-- Begin SUPPLIED INFORMATION --
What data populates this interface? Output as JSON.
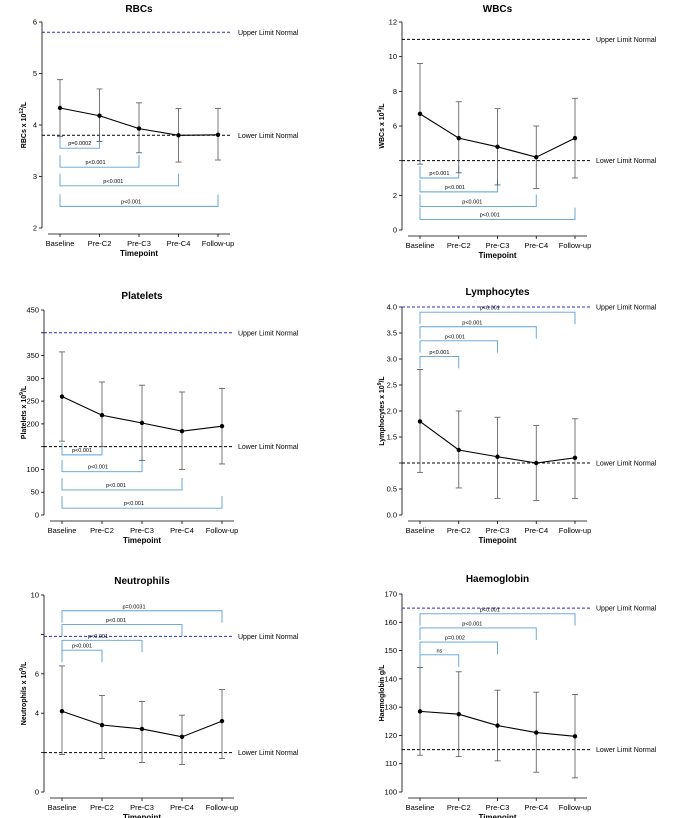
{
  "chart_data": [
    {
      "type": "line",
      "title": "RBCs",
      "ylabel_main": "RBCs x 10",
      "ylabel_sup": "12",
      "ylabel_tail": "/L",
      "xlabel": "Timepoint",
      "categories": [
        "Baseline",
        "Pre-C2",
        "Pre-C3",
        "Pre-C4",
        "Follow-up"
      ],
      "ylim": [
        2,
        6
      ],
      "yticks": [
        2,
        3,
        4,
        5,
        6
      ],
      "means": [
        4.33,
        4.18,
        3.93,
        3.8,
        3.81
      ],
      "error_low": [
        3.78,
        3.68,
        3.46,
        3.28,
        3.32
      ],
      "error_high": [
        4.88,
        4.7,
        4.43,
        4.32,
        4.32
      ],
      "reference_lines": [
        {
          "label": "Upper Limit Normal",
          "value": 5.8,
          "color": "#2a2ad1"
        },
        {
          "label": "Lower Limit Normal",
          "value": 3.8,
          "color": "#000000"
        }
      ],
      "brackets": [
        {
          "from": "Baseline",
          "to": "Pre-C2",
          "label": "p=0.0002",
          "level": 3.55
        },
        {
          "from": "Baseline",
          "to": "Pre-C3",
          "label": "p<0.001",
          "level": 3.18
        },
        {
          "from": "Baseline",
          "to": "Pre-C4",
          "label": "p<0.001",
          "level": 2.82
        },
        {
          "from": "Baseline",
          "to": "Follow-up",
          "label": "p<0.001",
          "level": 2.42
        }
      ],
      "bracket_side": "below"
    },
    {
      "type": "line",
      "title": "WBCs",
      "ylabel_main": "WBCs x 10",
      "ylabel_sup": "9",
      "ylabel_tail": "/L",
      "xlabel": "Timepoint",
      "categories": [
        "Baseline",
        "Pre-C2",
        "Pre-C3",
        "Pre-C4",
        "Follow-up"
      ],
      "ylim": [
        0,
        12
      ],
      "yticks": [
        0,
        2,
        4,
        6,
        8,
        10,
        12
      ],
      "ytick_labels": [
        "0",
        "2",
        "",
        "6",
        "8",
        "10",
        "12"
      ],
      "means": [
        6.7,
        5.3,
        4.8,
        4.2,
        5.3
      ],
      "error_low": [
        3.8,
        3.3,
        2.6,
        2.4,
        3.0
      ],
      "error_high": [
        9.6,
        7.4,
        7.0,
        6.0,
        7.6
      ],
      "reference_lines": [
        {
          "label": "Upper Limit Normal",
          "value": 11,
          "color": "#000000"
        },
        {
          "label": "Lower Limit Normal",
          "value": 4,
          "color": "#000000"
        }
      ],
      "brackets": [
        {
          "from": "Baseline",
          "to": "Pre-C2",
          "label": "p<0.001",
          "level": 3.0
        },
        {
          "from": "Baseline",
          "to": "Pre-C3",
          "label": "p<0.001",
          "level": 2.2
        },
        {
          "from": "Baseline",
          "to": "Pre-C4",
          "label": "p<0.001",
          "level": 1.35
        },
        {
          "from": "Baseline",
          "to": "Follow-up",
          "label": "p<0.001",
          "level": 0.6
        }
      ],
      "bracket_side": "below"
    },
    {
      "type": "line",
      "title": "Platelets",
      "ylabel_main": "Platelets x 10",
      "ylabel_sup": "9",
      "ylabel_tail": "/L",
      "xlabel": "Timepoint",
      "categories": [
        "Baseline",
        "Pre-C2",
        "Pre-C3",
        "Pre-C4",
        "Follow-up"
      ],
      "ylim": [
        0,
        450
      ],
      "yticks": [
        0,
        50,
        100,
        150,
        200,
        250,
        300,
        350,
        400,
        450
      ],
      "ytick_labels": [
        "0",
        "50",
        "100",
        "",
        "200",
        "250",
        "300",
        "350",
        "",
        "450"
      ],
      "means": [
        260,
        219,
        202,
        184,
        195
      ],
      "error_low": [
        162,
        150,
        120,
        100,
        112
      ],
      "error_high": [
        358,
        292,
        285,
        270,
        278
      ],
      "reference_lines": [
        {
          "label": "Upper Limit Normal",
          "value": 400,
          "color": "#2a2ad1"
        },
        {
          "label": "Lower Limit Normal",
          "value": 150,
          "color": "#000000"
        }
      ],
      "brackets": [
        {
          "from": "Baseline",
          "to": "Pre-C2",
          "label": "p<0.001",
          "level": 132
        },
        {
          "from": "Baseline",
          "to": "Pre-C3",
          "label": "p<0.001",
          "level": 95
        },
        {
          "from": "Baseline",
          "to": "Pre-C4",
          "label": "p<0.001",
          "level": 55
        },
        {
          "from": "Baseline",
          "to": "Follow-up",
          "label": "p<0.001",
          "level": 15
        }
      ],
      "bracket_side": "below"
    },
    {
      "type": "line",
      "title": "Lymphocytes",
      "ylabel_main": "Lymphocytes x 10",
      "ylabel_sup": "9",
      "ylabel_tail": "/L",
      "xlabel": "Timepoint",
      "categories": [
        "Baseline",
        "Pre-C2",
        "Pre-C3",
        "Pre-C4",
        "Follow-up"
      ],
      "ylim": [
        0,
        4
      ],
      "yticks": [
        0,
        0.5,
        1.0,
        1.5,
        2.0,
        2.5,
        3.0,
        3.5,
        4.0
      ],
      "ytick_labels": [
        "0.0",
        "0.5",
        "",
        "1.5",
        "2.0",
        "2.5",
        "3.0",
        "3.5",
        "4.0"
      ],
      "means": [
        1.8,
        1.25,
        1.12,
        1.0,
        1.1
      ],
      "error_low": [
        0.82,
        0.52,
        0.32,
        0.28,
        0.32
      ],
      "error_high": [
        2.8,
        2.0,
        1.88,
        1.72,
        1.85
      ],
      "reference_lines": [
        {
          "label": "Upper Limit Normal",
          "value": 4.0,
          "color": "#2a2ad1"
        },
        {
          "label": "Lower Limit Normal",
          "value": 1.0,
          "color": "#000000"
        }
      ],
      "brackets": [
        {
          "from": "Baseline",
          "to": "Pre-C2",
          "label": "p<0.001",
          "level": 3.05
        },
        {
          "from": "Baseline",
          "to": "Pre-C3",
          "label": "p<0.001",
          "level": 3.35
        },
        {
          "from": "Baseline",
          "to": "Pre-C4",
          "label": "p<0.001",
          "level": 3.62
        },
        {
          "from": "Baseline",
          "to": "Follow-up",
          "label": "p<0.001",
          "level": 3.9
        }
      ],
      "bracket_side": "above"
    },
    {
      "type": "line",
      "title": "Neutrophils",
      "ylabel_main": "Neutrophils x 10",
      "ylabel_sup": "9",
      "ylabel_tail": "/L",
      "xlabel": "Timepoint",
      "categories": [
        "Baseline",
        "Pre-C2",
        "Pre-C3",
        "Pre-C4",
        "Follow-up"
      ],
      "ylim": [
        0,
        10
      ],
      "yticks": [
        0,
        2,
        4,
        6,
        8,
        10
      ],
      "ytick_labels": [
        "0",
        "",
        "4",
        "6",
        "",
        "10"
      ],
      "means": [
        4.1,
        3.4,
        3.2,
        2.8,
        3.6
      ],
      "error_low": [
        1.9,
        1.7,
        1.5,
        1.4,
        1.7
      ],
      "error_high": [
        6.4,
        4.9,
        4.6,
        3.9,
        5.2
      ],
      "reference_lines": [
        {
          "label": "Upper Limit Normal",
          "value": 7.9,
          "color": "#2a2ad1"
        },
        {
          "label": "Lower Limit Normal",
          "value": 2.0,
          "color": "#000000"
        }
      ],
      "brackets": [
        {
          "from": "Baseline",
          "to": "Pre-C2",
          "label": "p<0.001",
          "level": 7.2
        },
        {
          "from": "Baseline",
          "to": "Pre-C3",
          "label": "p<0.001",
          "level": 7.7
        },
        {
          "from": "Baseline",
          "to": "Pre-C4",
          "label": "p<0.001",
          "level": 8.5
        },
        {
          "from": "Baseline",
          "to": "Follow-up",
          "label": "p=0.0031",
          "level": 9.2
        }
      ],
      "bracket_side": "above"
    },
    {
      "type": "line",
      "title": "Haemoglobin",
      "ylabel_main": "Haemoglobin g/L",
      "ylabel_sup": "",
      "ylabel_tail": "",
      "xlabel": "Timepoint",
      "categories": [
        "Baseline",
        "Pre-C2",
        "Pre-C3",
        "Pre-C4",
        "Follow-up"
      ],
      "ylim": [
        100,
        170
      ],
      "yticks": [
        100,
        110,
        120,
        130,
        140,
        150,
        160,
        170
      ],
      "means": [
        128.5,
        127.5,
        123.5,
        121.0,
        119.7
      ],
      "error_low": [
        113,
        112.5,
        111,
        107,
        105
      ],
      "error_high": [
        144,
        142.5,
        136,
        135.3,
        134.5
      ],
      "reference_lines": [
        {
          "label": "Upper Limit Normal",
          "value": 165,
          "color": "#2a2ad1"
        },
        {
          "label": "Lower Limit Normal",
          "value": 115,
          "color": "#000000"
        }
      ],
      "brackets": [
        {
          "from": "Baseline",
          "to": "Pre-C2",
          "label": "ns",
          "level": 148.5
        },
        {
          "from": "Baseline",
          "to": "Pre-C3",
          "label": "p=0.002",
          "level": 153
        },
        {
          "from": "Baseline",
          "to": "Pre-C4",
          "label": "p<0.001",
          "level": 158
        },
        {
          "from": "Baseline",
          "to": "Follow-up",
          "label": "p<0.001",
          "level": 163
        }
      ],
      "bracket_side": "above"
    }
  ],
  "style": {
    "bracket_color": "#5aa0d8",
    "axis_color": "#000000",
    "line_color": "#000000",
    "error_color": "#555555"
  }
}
-- End SUPPLIED INFORMATION --
_GOAL_
Copy each line above containing the string "Neutrophils".

_ANSWER BELOW_
      "title": "Neutrophils",
      "ylabel_main": "Neutrophils x 10",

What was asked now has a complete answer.